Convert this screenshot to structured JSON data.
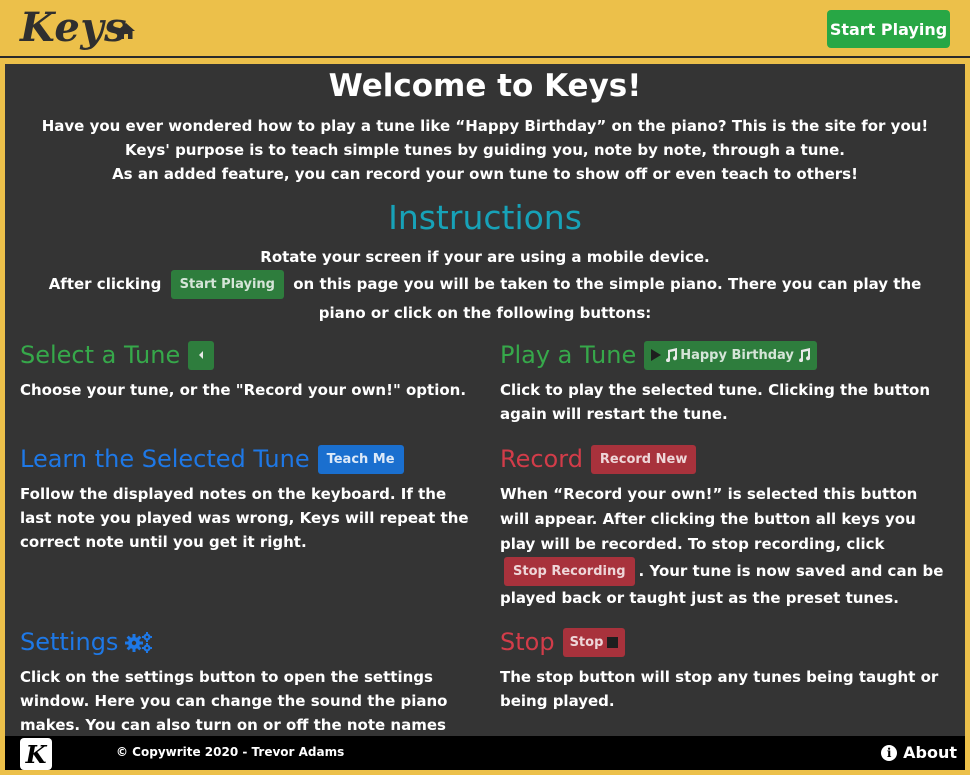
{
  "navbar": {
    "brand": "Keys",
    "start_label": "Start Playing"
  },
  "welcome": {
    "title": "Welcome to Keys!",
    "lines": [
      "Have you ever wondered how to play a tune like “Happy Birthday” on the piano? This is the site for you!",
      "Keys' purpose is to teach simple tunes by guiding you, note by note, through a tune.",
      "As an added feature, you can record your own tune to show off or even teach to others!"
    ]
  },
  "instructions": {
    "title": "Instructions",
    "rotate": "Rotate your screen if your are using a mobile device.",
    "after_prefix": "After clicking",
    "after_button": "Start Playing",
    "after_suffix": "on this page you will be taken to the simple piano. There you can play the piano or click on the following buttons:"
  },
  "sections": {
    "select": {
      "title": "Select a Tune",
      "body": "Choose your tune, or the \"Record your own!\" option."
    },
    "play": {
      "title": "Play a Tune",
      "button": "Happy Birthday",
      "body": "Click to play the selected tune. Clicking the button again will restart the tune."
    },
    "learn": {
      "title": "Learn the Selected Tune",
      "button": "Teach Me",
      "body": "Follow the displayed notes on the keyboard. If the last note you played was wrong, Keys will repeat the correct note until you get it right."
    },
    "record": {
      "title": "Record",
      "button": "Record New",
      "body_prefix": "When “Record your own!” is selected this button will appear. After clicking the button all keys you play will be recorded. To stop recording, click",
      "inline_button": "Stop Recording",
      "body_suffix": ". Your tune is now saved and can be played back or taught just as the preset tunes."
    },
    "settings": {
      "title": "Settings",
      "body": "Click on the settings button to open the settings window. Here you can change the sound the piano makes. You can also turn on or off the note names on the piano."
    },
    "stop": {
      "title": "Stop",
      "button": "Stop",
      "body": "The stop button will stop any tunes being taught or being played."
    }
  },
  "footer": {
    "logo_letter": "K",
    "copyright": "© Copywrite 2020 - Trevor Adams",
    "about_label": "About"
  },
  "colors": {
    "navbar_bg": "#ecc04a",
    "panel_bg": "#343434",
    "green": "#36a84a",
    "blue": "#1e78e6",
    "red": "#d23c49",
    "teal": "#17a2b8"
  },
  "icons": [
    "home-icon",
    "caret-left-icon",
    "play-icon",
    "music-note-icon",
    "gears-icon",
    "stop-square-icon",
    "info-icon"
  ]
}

□ □ □ □ □ □ □

→ Written task
Strip the images and reproduce the remaining records precisely.

→ Output for this task
Convert this screenshot to structured JSON data.
{
  "navbar": {
    "brand": "Keys",
    "start_label": "Start Playing"
  },
  "welcome": {
    "title": "Welcome to Keys!",
    "lines": [
      "Have you ever wondered how to play a tune like “Happy Birthday” on the piano? This is the site for you!",
      "Keys' purpose is to teach simple tunes by guiding you, note by note, through a tune.",
      "As an added feature, you can record your own tune to show off or even teach to others!"
    ]
  },
  "instructions": {
    "title": "Instructions",
    "rotate": "Rotate your screen if your are using a mobile device.",
    "after_prefix": "After clicking",
    "after_button": "Start Playing",
    "after_suffix": "on this page you will be taken to the simple piano. There you can play the piano or click on the following buttons:"
  },
  "sections": {
    "select": {
      "title": "Select a Tune",
      "body": "Choose your tune, or the \"Record your own!\" option."
    },
    "play": {
      "title": "Play a Tune",
      "button": "Happy Birthday",
      "body": "Click to play the selected tune. Clicking the button again will restart the tune."
    },
    "learn": {
      "title": "Learn the Selected Tune",
      "button": "Teach Me",
      "body": "Follow the displayed notes on the keyboard. If the last note you played was wrong, Keys will repeat the correct note until you get it right."
    },
    "record": {
      "title": "Record",
      "button": "Record New",
      "body_prefix": "When “Record your own!” is selected this button will appear. After clicking the button all keys you play will be recorded. To stop recording, click",
      "inline_button": "Stop Recording",
      "body_suffix": ". Your tune is now saved and can be played back or taught just as the preset tunes."
    },
    "settings": {
      "title": "Settings",
      "body": "Click on the settings button to open the settings window. Here you can change the sound the piano makes. You can also turn on or off the note names on the piano."
    },
    "stop": {
      "title": "Stop",
      "button": "Stop",
      "body": "The stop button will stop any tunes being taught or being played."
    }
  },
  "footer": {
    "logo_letter": "K",
    "copyright": "© Copywrite 2020 - Trevor Adams",
    "about_label": "About"
  },
  "colors": {
    "navbar_bg": "#ecc04a",
    "panel_bg": "#343434",
    "green": "#36a84a",
    "blue": "#1e78e6",
    "red": "#d23c49",
    "teal": "#17a2b8"
  },
  "icons": [
    "home-icon",
    "caret-left-icon",
    "play-icon",
    "music-note-icon",
    "gears-icon",
    "stop-square-icon",
    "info-icon"
  ]
}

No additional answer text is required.